Extracted records:
==========

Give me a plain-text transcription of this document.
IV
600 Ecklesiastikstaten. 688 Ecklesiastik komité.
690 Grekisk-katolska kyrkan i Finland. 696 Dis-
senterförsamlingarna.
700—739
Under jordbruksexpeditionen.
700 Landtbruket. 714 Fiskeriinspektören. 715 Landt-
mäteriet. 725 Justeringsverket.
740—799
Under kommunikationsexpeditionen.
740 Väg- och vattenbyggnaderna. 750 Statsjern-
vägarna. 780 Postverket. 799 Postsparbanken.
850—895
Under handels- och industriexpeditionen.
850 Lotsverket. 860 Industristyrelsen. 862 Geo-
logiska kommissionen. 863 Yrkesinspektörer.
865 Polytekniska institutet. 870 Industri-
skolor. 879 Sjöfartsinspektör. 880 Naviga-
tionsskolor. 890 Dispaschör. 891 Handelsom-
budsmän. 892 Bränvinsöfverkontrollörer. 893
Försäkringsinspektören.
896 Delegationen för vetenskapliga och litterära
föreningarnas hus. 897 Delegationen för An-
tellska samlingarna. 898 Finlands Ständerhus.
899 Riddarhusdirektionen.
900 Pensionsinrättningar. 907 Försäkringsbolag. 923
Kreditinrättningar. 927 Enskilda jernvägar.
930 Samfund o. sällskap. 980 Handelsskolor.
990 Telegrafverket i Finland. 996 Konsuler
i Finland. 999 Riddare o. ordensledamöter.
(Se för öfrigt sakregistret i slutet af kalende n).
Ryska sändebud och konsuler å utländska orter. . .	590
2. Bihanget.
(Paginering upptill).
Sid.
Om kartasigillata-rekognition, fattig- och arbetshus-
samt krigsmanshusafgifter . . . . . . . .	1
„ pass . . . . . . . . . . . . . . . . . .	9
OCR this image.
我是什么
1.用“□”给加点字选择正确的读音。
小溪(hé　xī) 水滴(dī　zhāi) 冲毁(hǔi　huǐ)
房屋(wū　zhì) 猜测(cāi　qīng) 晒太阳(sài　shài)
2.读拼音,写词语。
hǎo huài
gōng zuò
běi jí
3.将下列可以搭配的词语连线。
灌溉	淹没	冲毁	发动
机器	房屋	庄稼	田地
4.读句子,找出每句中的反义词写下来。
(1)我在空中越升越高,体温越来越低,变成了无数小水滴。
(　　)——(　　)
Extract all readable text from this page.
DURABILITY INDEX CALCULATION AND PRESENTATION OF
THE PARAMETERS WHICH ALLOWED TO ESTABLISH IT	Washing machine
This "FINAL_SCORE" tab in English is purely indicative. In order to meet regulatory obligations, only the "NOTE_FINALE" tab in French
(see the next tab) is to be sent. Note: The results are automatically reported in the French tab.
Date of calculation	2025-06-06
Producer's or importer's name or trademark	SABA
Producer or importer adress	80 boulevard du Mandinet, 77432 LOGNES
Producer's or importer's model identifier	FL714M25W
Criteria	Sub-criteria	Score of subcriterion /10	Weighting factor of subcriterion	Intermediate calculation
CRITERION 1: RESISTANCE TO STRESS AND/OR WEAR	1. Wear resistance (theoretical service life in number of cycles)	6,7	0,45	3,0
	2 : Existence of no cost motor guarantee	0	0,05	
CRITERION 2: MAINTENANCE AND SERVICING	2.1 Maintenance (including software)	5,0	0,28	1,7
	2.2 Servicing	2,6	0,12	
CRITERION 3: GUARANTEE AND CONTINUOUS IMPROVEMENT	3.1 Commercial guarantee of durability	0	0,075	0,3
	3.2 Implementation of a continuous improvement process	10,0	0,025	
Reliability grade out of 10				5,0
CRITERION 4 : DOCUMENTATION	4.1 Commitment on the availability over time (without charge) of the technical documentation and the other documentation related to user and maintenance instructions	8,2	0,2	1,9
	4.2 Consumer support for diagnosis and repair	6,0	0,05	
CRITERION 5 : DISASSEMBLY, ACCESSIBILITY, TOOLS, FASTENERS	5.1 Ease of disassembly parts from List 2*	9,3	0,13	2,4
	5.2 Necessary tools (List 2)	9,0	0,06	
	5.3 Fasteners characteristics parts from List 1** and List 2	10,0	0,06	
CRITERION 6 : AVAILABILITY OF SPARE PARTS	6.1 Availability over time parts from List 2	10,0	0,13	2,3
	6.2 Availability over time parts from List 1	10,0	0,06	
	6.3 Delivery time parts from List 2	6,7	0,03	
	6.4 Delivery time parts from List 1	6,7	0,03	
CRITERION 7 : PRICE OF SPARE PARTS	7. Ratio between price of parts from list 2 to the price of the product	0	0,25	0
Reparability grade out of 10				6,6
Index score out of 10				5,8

==========

◆ What you should do ◆
Return the entries above exactly, each one complete.

◆ Completed exercise ◆
Give me a plain-text transcription of this document.
IV
600 Ecklesiastikstaten. 688 Ecklesiastik komité.
690 Grekisk-katolska kyrkan i Finland. 696 Dis-
senterförsamlingarna.
700—739
Under jordbruksexpeditionen.
700 Landtbruket. 714 Fiskeriinspektören. 715 Landt-
mäteriet. 725 Justeringsverket.
740—799
Under kommunikationsexpeditionen.
740 Väg- och vattenbyggnaderna. 750 Statsjern-
vägarna. 780 Postverket. 799 Postsparbanken.
850—895
Under handels- och industriexpeditionen.
850 Lotsverket. 860 Industristyrelsen. 862 Geo-
logiska kommissionen. 863 Yrkesinspektörer.
865 Polytekniska institutet. 870 Industri-
skolor. 879 Sjöfartsinspektör. 880 Naviga-
tionsskolor. 890 Dispaschör. 891 Handelsom-
budsmän. 892 Bränvinsöfverkontrollörer. 893
Försäkringsinspektören.
896 Delegationen för vetenskapliga och litterära
föreningarnas hus. 897 Delegationen för An-
tellska samlingarna. 898 Finlands Ständerhus.
899 Riddarhusdirektionen.
900 Pensionsinrättningar. 907 Försäkringsbolag. 923
Kreditinrättningar. 927 Enskilda jernvägar.
930 Samfund o. sällskap. 980 Handelsskolor.
990 Telegrafverket i Finland. 996 Konsuler
i Finland. 999 Riddare o. ordensledamöter.
(Se för öfrigt sakregistret i slutet af kalende n).
Ryska sändebud och konsuler å utländska orter. . .	590
2. Bihanget.
(Paginering upptill).
Sid.
Om kartasigillata-rekognition, fattig- och arbetshus-
samt krigsmanshusafgifter . . . . . . . .	1
„ pass . . . . . . . . . . . . . . . . . .	9
OCR this image.
我是什么
1.用“□”给加点字选择正确的读音。
小溪(hé　xī) 水滴(dī　zhāi) 冲毁(hǔi　huǐ)
房屋(wū　zhì) 猜测(cāi　qīng) 晒太阳(sài　shài)
2.读拼音,写词语。
hǎo huài
gōng zuò
běi jí
3.将下列可以搭配的词语连线。
灌溉	淹没	冲毁	发动
机器	房屋	庄稼	田地
4.读句子,找出每句中的反义词写下来。
(1)我在空中越升越高,体温越来越低,变成了无数小水滴。
(　　)——(　　)
Extract all readable text from this page.
DURABILITY INDEX CALCULATION AND PRESENTATION OF
THE PARAMETERS WHICH ALLOWED TO ESTABLISH IT	Washing machine
This "FINAL_SCORE" tab in English is purely indicative. In order to meet regulatory obligations, only the "NOTE_FINALE" tab in French
(see the next tab) is to be sent. Note: The results are automatically reported in the French tab.
Date of calculation	2025-06-06
Producer's or importer's name or trademark	SABA
Producer or importer adress	80 boulevard du Mandinet, 77432 LOGNES
Producer's or importer's model identifier	FL714M25W
Criteria	Sub-criteria	Score of subcriterion /10	Weighting factor of subcriterion	Intermediate calculation
CRITERION 1: RESISTANCE TO STRESS AND/OR WEAR	1. Wear resistance (theoretical service life in number of cycles)	6,7	0,45	3,0
	2 : Existence of no cost motor guarantee	0	0,05	
CRITERION 2: MAINTENANCE AND SERVICING	2.1 Maintenance (including software)	5,0	0,28	1,7
	2.2 Servicing	2,6	0,12	
CRITERION 3: GUARANTEE AND CONTINUOUS IMPROVEMENT	3.1 Commercial guarantee of durability	0	0,075	0,3
	3.2 Implementation of a continuous improvement process	10,0	0,025	
Reliability grade out of 10				5,0
CRITERION 4 : DOCUMENTATION	4.1 Commitment on the availability over time (without charge) of the technical documentation and the other documentation related to user and maintenance instructions	8,2	0,2	1,9
	4.2 Consumer support for diagnosis and repair	6,0	0,05	
CRITERION 5 : DISASSEMBLY, ACCESSIBILITY, TOOLS, FASTENERS	5.1 Ease of disassembly parts from List 2*	9,3	0,13	2,4
	5.2 Necessary tools (List 2)	9,0	0,06	
	5.3 Fasteners characteristics parts from List 1** and List 2	10,0	0,06	
CRITERION 6 : AVAILABILITY OF SPARE PARTS	6.1 Availability over time parts from List 2	10,0	0,13	2,3
	6.2 Availability over time parts from List 1	10,0	0,06	
	6.3 Delivery time parts from List 2	6,7	0,03	
	6.4 Delivery time parts from List 1	6,7	0,03	
CRITERION 7 : PRICE OF SPARE PARTS	7. Ratio between price of parts from list 2 to the price of the product	0	0,25	0
Reparability grade out of 10				6,6
Index score out of 10				5,8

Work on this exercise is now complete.